> Problem details:
Every line below that holds the string "color" must be copied.

Start of Dataset excerpts

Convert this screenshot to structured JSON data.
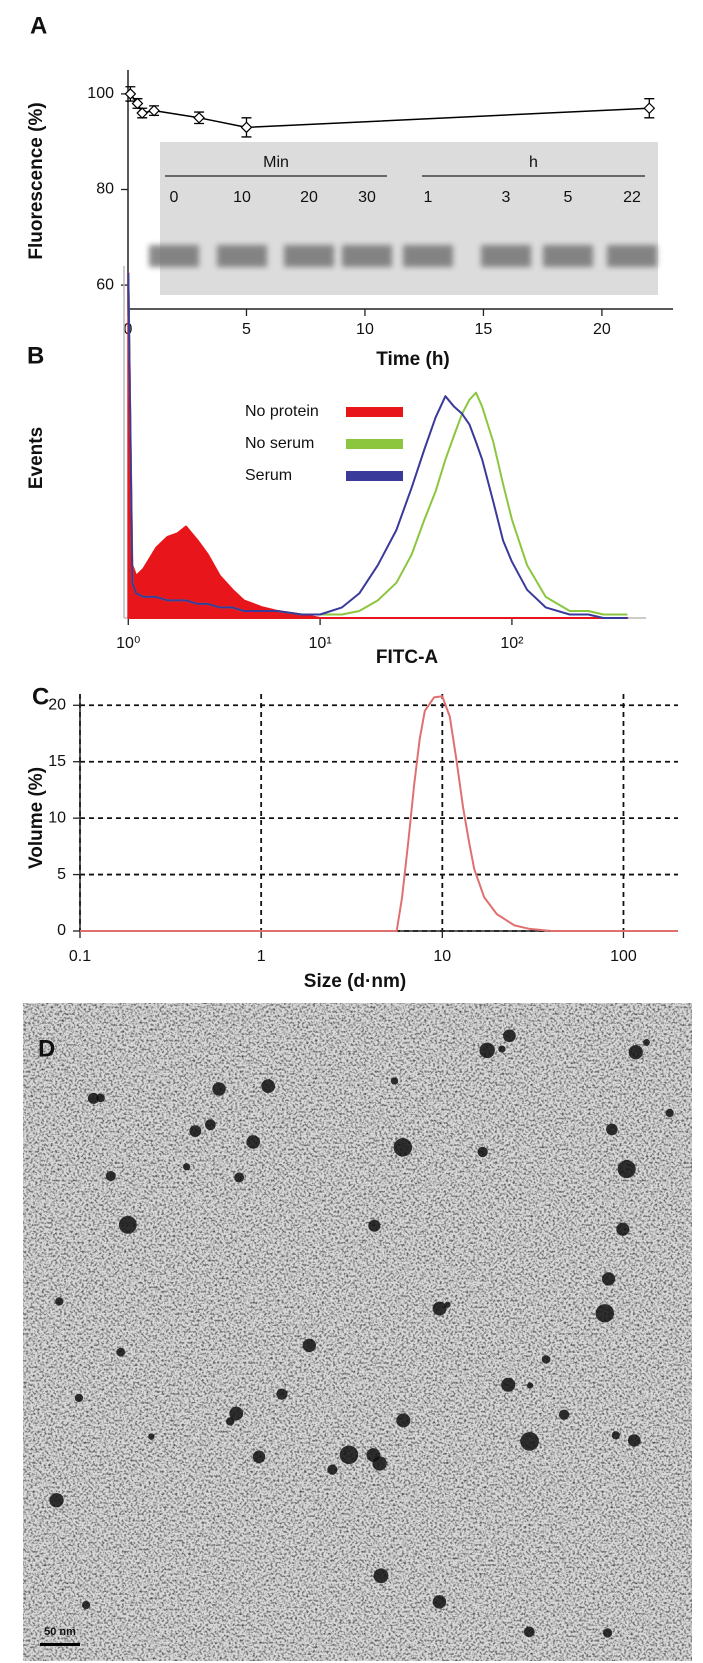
{
  "chart_data": [
    {
      "type": "line",
      "panel": "A",
      "xlabel": "Time (h)",
      "ylabel": "Fluorescence (%)",
      "x": [
        0.1,
        0.4,
        0.6,
        1.1,
        3,
        5,
        22
      ],
      "series": [
        {
          "color": "#000000",
          "values": [
            100,
            98,
            96,
            96.5,
            95,
            93,
            97
          ],
          "errors": [
            1.5,
            1,
            1,
            1,
            1.2,
            2,
            2
          ]
        }
      ],
      "markers": "diamond",
      "xlim": [
        0,
        23
      ],
      "ylim": [
        55,
        105
      ],
      "xticks": [
        0,
        5,
        10,
        15,
        20
      ],
      "yticks": [
        60,
        80,
        100
      ],
      "inset": {
        "group_labels": [
          "Min",
          "h"
        ],
        "lane_labels": [
          "0",
          "10",
          "20",
          "30",
          "1",
          "3",
          "5",
          "22"
        ]
      }
    },
    {
      "type": "line",
      "panel": "B",
      "xlabel": "FITC-A",
      "ylabel": "Events",
      "xscale": "log",
      "x": [
        1,
        1.05,
        1.1,
        1.2,
        1.4,
        1.6,
        1.8,
        2,
        2.3,
        2.6,
        3,
        3.5,
        4,
        5,
        6,
        8,
        10,
        13,
        16,
        20,
        25,
        30,
        35,
        40,
        45,
        50,
        55,
        60,
        65,
        70,
        80,
        90,
        100,
        120,
        150,
        200,
        250,
        300,
        400
      ],
      "series": [
        {
          "name": "No protein",
          "color": "#e8161b",
          "fill": true,
          "values": [
            98,
            15,
            12,
            14,
            20,
            23,
            24,
            26,
            22,
            18,
            12,
            8,
            5,
            3,
            2,
            1,
            0,
            0,
            0,
            0,
            0,
            0,
            0,
            0,
            0,
            0,
            0,
            0,
            0,
            0,
            0,
            0,
            0,
            0,
            0,
            0,
            0,
            0,
            0
          ]
        },
        {
          "name": "No serum",
          "color": "#8cc63f",
          "values": [
            98,
            10,
            7,
            6,
            6,
            5,
            5,
            5,
            4,
            4,
            3,
            3,
            2,
            2,
            2,
            1,
            1,
            1,
            2,
            5,
            10,
            18,
            28,
            36,
            45,
            52,
            58,
            62,
            64,
            60,
            50,
            38,
            28,
            15,
            6,
            2,
            2,
            1,
            1
          ]
        },
        {
          "name": "Serum",
          "color": "#3a3a9a",
          "values": [
            98,
            10,
            7,
            6,
            6,
            5,
            5,
            5,
            4,
            4,
            3,
            3,
            2,
            2,
            2,
            1,
            1,
            3,
            7,
            15,
            25,
            37,
            48,
            57,
            63,
            60,
            58,
            55,
            50,
            45,
            33,
            22,
            16,
            8,
            3,
            1,
            1,
            0,
            0
          ]
        }
      ],
      "xlim": [
        0.95,
        500
      ],
      "ylim": [
        0,
        100
      ],
      "xticks": [
        {
          "value": 1,
          "label": "10⁰"
        },
        {
          "value": 10,
          "label": "10¹"
        },
        {
          "value": 100,
          "label": "10²"
        }
      ],
      "legend": "top"
    },
    {
      "type": "line",
      "panel": "C",
      "xlabel": "Size (d·nm)",
      "ylabel": "Volume (%)",
      "xscale": "log",
      "x": [
        0.1,
        5.6,
        6,
        6.5,
        7,
        7.5,
        8,
        9,
        10,
        11,
        12,
        13,
        14,
        15,
        17,
        20,
        25,
        30,
        40,
        200
      ],
      "series": [
        {
          "color": "#e07070",
          "values": [
            0,
            0,
            3,
            8,
            13,
            17,
            19.5,
            20.7,
            20.8,
            19,
            15,
            11,
            8,
            5.5,
            3,
            1.5,
            0.5,
            0.2,
            0,
            0
          ]
        }
      ],
      "xlim": [
        0.1,
        200
      ],
      "ylim": [
        0,
        21
      ],
      "xticks": [
        0.1,
        1,
        10,
        100
      ],
      "yticks": [
        0,
        5,
        10,
        15,
        20
      ],
      "grid": true
    }
  ],
  "micrograph": {
    "panel": "D",
    "scale_bar": "50 nm"
  }
}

End of Dataset excerpts

> Your solution:
          "color": "#000000",
          "color": "#e8161b",
          "color": "#8cc63f",
          "color": "#3a3a9a",
          "color": "#e07070",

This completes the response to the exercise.